**Aim of the task**. Your task is to output the listing word for word, with pictures excluded.

**Given data**.
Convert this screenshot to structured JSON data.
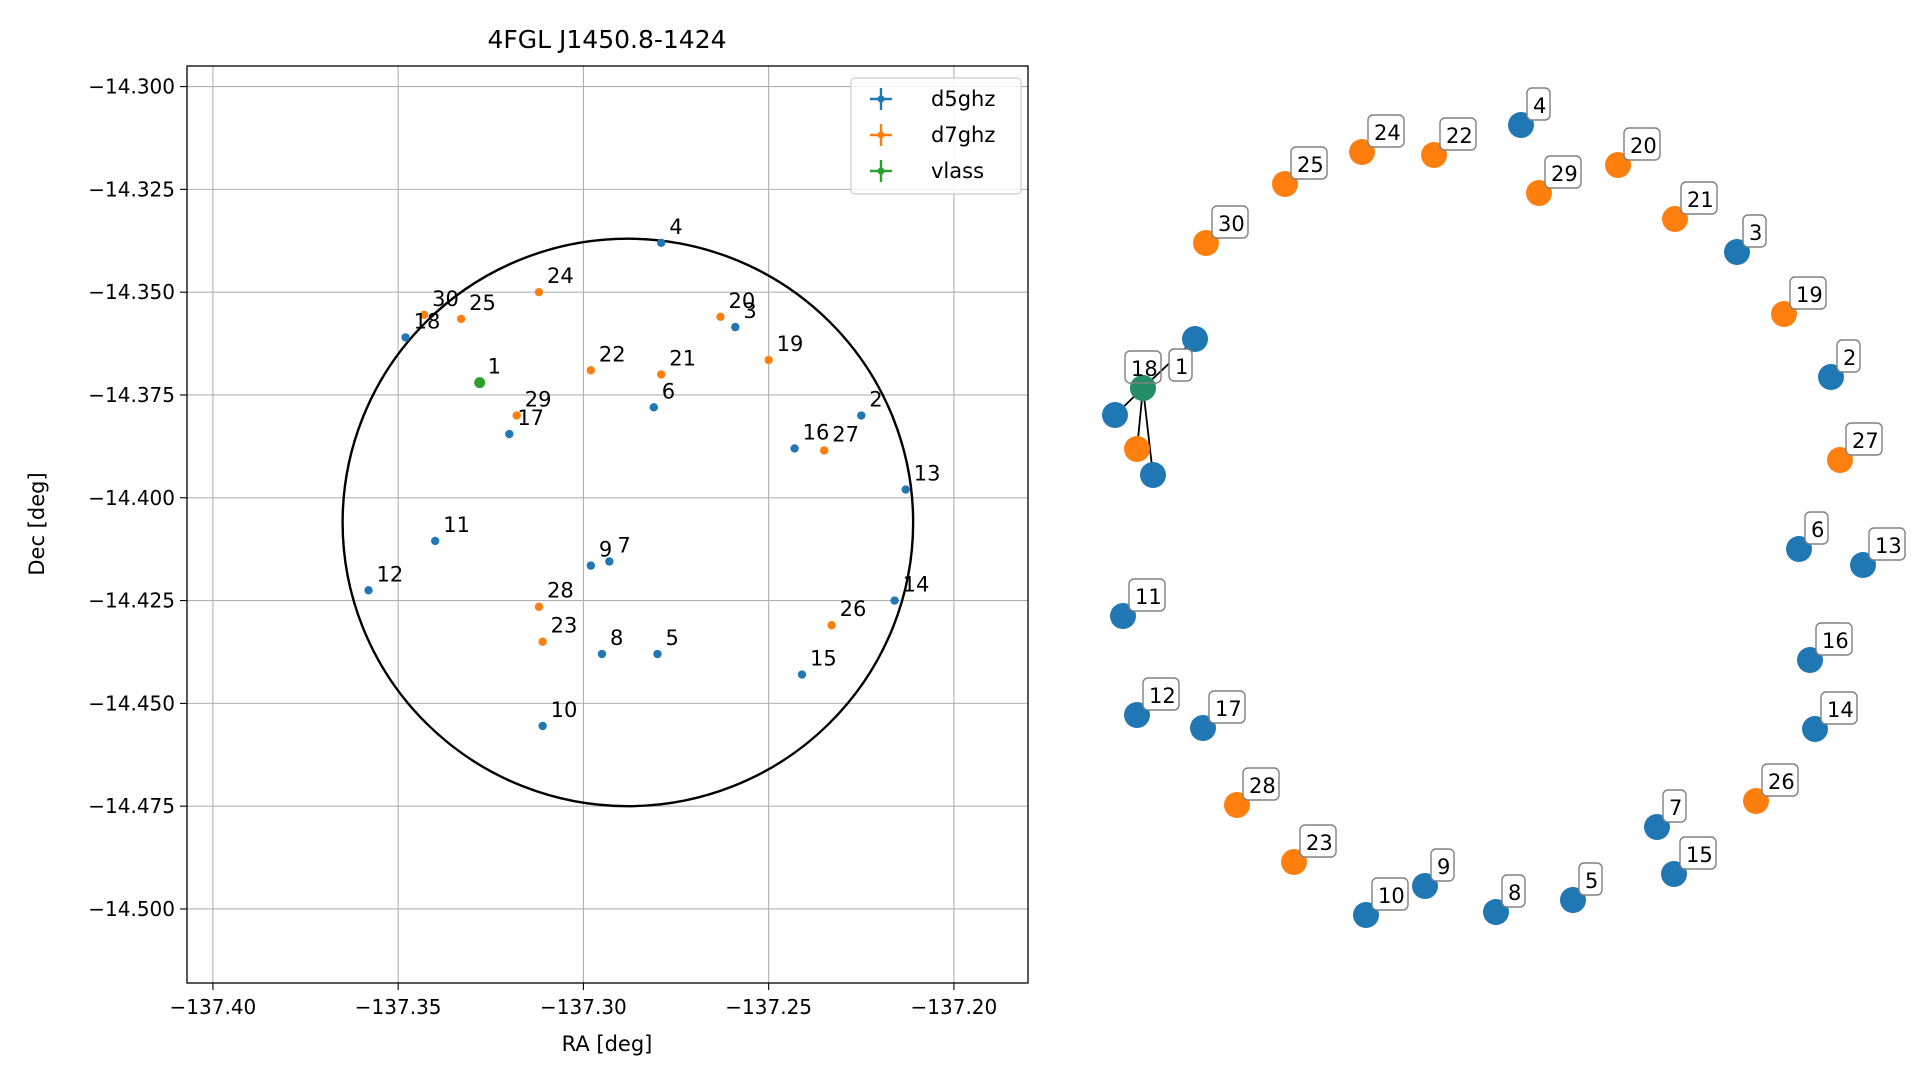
{
  "chart_data": [
    {
      "type": "scatter",
      "title": "4FGL J1450.8-1424",
      "xlabel": "RA [deg]",
      "ylabel": "Dec [deg]",
      "xlim": [
        -137.407,
        -137.18
      ],
      "ylim": [
        -14.518,
        -14.295
      ],
      "xticks": [
        -137.4,
        -137.35,
        -137.3,
        -137.25,
        -137.2
      ],
      "xtick_labels": [
        "−137.40",
        "−137.35",
        "−137.30",
        "−137.25",
        "−137.20"
      ],
      "yticks": [
        -14.3,
        -14.325,
        -14.35,
        -14.375,
        -14.4,
        -14.425,
        -14.45,
        -14.475,
        -14.5
      ],
      "ytick_labels": [
        "−14.300",
        "−14.325",
        "−14.350",
        "−14.375",
        "−14.400",
        "−14.425",
        "−14.450",
        "−14.475",
        "−14.500"
      ],
      "grid": true,
      "legend_position": "top-right",
      "circle": {
        "center": [
          -137.288,
          -14.406
        ],
        "radius_ra": 0.077,
        "radius_dec": 0.069
      },
      "series": [
        {
          "name": "d5ghz",
          "color": "#1f77b4",
          "points": [
            {
              "label": "2",
              "x": -137.225,
              "y": -14.38
            },
            {
              "label": "3",
              "x": -137.259,
              "y": -14.3585
            },
            {
              "label": "4",
              "x": -137.279,
              "y": -14.338
            },
            {
              "label": "5",
              "x": -137.28,
              "y": -14.438
            },
            {
              "label": "6",
              "x": -137.281,
              "y": -14.378
            },
            {
              "label": "7",
              "x": -137.293,
              "y": -14.4155
            },
            {
              "label": "8",
              "x": -137.295,
              "y": -14.438
            },
            {
              "label": "9",
              "x": -137.298,
              "y": -14.4165
            },
            {
              "label": "10",
              "x": -137.311,
              "y": -14.4555
            },
            {
              "label": "11",
              "x": -137.34,
              "y": -14.4105
            },
            {
              "label": "12",
              "x": -137.358,
              "y": -14.4225
            },
            {
              "label": "13",
              "x": -137.213,
              "y": -14.398
            },
            {
              "label": "14",
              "x": -137.216,
              "y": -14.425
            },
            {
              "label": "15",
              "x": -137.241,
              "y": -14.443
            },
            {
              "label": "16",
              "x": -137.243,
              "y": -14.388
            },
            {
              "label": "17",
              "x": -137.32,
              "y": -14.3845
            },
            {
              "label": "18",
              "x": -137.348,
              "y": -14.361
            }
          ]
        },
        {
          "name": "d7ghz",
          "color": "#ff7f0e",
          "points": [
            {
              "label": "19",
              "x": -137.25,
              "y": -14.3665
            },
            {
              "label": "20",
              "x": -137.263,
              "y": -14.356
            },
            {
              "label": "21",
              "x": -137.279,
              "y": -14.37
            },
            {
              "label": "22",
              "x": -137.298,
              "y": -14.369
            },
            {
              "label": "23",
              "x": -137.311,
              "y": -14.435
            },
            {
              "label": "24",
              "x": -137.312,
              "y": -14.35
            },
            {
              "label": "25",
              "x": -137.333,
              "y": -14.3565
            },
            {
              "label": "26",
              "x": -137.233,
              "y": -14.431
            },
            {
              "label": "27",
              "x": -137.235,
              "y": -14.3885
            },
            {
              "label": "28",
              "x": -137.312,
              "y": -14.4265
            },
            {
              "label": "29",
              "x": -137.318,
              "y": -14.38
            },
            {
              "label": "30",
              "x": -137.343,
              "y": -14.3555
            }
          ]
        },
        {
          "name": "vlass",
          "color": "#2ca02c",
          "points": [
            {
              "label": "1",
              "x": -137.328,
              "y": -14.372
            }
          ]
        }
      ]
    },
    {
      "type": "scatter",
      "subtype": "network-layout",
      "nodes": [
        {
          "label": "4",
          "group": "d5ghz"
        },
        {
          "label": "24",
          "group": "d7ghz"
        },
        {
          "label": "22",
          "group": "d7ghz"
        },
        {
          "label": "25",
          "group": "d7ghz"
        },
        {
          "label": "20",
          "group": "d7ghz"
        },
        {
          "label": "29",
          "group": "d7ghz"
        },
        {
          "label": "30",
          "group": "d7ghz"
        },
        {
          "label": "21",
          "group": "d7ghz"
        },
        {
          "label": "3",
          "group": "d5ghz"
        },
        {
          "label": "19",
          "group": "d7ghz"
        },
        {
          "label": "2",
          "group": "d5ghz"
        },
        {
          "label": "27",
          "group": "d7ghz"
        },
        {
          "label": "18",
          "group": "d5ghz"
        },
        {
          "label": "1",
          "group": "vlass"
        },
        {
          "label": "6",
          "group": "d5ghz"
        },
        {
          "label": "13",
          "group": "d5ghz"
        },
        {
          "label": "11",
          "group": "d5ghz"
        },
        {
          "label": "16",
          "group": "d5ghz"
        },
        {
          "label": "12",
          "group": "d5ghz"
        },
        {
          "label": "17",
          "group": "d5ghz"
        },
        {
          "label": "14",
          "group": "d5ghz"
        },
        {
          "label": "28",
          "group": "d7ghz"
        },
        {
          "label": "26",
          "group": "d7ghz"
        },
        {
          "label": "7",
          "group": "d5ghz"
        },
        {
          "label": "15",
          "group": "d5ghz"
        },
        {
          "label": "23",
          "group": "d7ghz"
        },
        {
          "label": "9",
          "group": "d5ghz"
        },
        {
          "label": "8",
          "group": "d5ghz"
        },
        {
          "label": "5",
          "group": "d5ghz"
        },
        {
          "label": "10",
          "group": "d5ghz"
        }
      ],
      "cluster_nodes": [
        {
          "label": "",
          "group": "d5ghz"
        },
        {
          "label": "",
          "group": "d5ghz"
        },
        {
          "label": "",
          "group": "d7ghz"
        },
        {
          "label": "",
          "group": "d5ghz"
        }
      ],
      "edges": [
        [
          "1",
          "c1"
        ],
        [
          "1",
          "c2"
        ],
        [
          "1",
          "c3"
        ],
        [
          "1",
          "c4"
        ]
      ]
    }
  ]
}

**Correct result**.
Convert this screenshot to structured JSON data.
{
  "chart_data": [
    {
      "type": "scatter",
      "title": "4FGL J1450.8-1424",
      "xlabel": "RA [deg]",
      "ylabel": "Dec [deg]",
      "xlim": [
        -137.407,
        -137.18
      ],
      "ylim": [
        -14.518,
        -14.295
      ],
      "xticks": [
        -137.4,
        -137.35,
        -137.3,
        -137.25,
        -137.2
      ],
      "xtick_labels": [
        "−137.40",
        "−137.35",
        "−137.30",
        "−137.25",
        "−137.20"
      ],
      "yticks": [
        -14.3,
        -14.325,
        -14.35,
        -14.375,
        -14.4,
        -14.425,
        -14.45,
        -14.475,
        -14.5
      ],
      "ytick_labels": [
        "−14.300",
        "−14.325",
        "−14.350",
        "−14.375",
        "−14.400",
        "−14.425",
        "−14.450",
        "−14.475",
        "−14.500"
      ],
      "grid": true,
      "legend_position": "top-right",
      "circle": {
        "center": [
          -137.288,
          -14.406
        ],
        "radius_ra": 0.077,
        "radius_dec": 0.069
      },
      "series": [
        {
          "name": "d5ghz",
          "color": "#1f77b4",
          "points": [
            {
              "label": "2",
              "x": -137.225,
              "y": -14.38
            },
            {
              "label": "3",
              "x": -137.259,
              "y": -14.3585
            },
            {
              "label": "4",
              "x": -137.279,
              "y": -14.338
            },
            {
              "label": "5",
              "x": -137.28,
              "y": -14.438
            },
            {
              "label": "6",
              "x": -137.281,
              "y": -14.378
            },
            {
              "label": "7",
              "x": -137.293,
              "y": -14.4155
            },
            {
              "label": "8",
              "x": -137.295,
              "y": -14.438
            },
            {
              "label": "9",
              "x": -137.298,
              "y": -14.4165
            },
            {
              "label": "10",
              "x": -137.311,
              "y": -14.4555
            },
            {
              "label": "11",
              "x": -137.34,
              "y": -14.4105
            },
            {
              "label": "12",
              "x": -137.358,
              "y": -14.4225
            },
            {
              "label": "13",
              "x": -137.213,
              "y": -14.398
            },
            {
              "label": "14",
              "x": -137.216,
              "y": -14.425
            },
            {
              "label": "15",
              "x": -137.241,
              "y": -14.443
            },
            {
              "label": "16",
              "x": -137.243,
              "y": -14.388
            },
            {
              "label": "17",
              "x": -137.32,
              "y": -14.3845
            },
            {
              "label": "18",
              "x": -137.348,
              "y": -14.361
            }
          ]
        },
        {
          "name": "d7ghz",
          "color": "#ff7f0e",
          "points": [
            {
              "label": "19",
              "x": -137.25,
              "y": -14.3665
            },
            {
              "label": "20",
              "x": -137.263,
              "y": -14.356
            },
            {
              "label": "21",
              "x": -137.279,
              "y": -14.37
            },
            {
              "label": "22",
              "x": -137.298,
              "y": -14.369
            },
            {
              "label": "23",
              "x": -137.311,
              "y": -14.435
            },
            {
              "label": "24",
              "x": -137.312,
              "y": -14.35
            },
            {
              "label": "25",
              "x": -137.333,
              "y": -14.3565
            },
            {
              "label": "26",
              "x": -137.233,
              "y": -14.431
            },
            {
              "label": "27",
              "x": -137.235,
              "y": -14.3885
            },
            {
              "label": "28",
              "x": -137.312,
              "y": -14.4265
            },
            {
              "label": "29",
              "x": -137.318,
              "y": -14.38
            },
            {
              "label": "30",
              "x": -137.343,
              "y": -14.3555
            }
          ]
        },
        {
          "name": "vlass",
          "color": "#2ca02c",
          "points": [
            {
              "label": "1",
              "x": -137.328,
              "y": -14.372
            }
          ]
        }
      ]
    },
    {
      "type": "scatter",
      "subtype": "network-layout",
      "nodes": [
        {
          "label": "4",
          "group": "d5ghz"
        },
        {
          "label": "24",
          "group": "d7ghz"
        },
        {
          "label": "22",
          "group": "d7ghz"
        },
        {
          "label": "25",
          "group": "d7ghz"
        },
        {
          "label": "20",
          "group": "d7ghz"
        },
        {
          "label": "29",
          "group": "d7ghz"
        },
        {
          "label": "30",
          "group": "d7ghz"
        },
        {
          "label": "21",
          "group": "d7ghz"
        },
        {
          "label": "3",
          "group": "d5ghz"
        },
        {
          "label": "19",
          "group": "d7ghz"
        },
        {
          "label": "2",
          "group": "d5ghz"
        },
        {
          "label": "27",
          "group": "d7ghz"
        },
        {
          "label": "18",
          "group": "d5ghz"
        },
        {
          "label": "1",
          "group": "vlass"
        },
        {
          "label": "6",
          "group": "d5ghz"
        },
        {
          "label": "13",
          "group": "d5ghz"
        },
        {
          "label": "11",
          "group": "d5ghz"
        },
        {
          "label": "16",
          "group": "d5ghz"
        },
        {
          "label": "12",
          "group": "d5ghz"
        },
        {
          "label": "17",
          "group": "d5ghz"
        },
        {
          "label": "14",
          "group": "d5ghz"
        },
        {
          "label": "28",
          "group": "d7ghz"
        },
        {
          "label": "26",
          "group": "d7ghz"
        },
        {
          "label": "7",
          "group": "d5ghz"
        },
        {
          "label": "15",
          "group": "d5ghz"
        },
        {
          "label": "23",
          "group": "d7ghz"
        },
        {
          "label": "9",
          "group": "d5ghz"
        },
        {
          "label": "8",
          "group": "d5ghz"
        },
        {
          "label": "5",
          "group": "d5ghz"
        },
        {
          "label": "10",
          "group": "d5ghz"
        }
      ],
      "cluster_nodes": [
        {
          "label": "",
          "group": "d5ghz"
        },
        {
          "label": "",
          "group": "d5ghz"
        },
        {
          "label": "",
          "group": "d7ghz"
        },
        {
          "label": "",
          "group": "d5ghz"
        }
      ],
      "edges": [
        [
          "1",
          "c1"
        ],
        [
          "1",
          "c2"
        ],
        [
          "1",
          "c3"
        ],
        [
          "1",
          "c4"
        ]
      ]
    }
  ]
}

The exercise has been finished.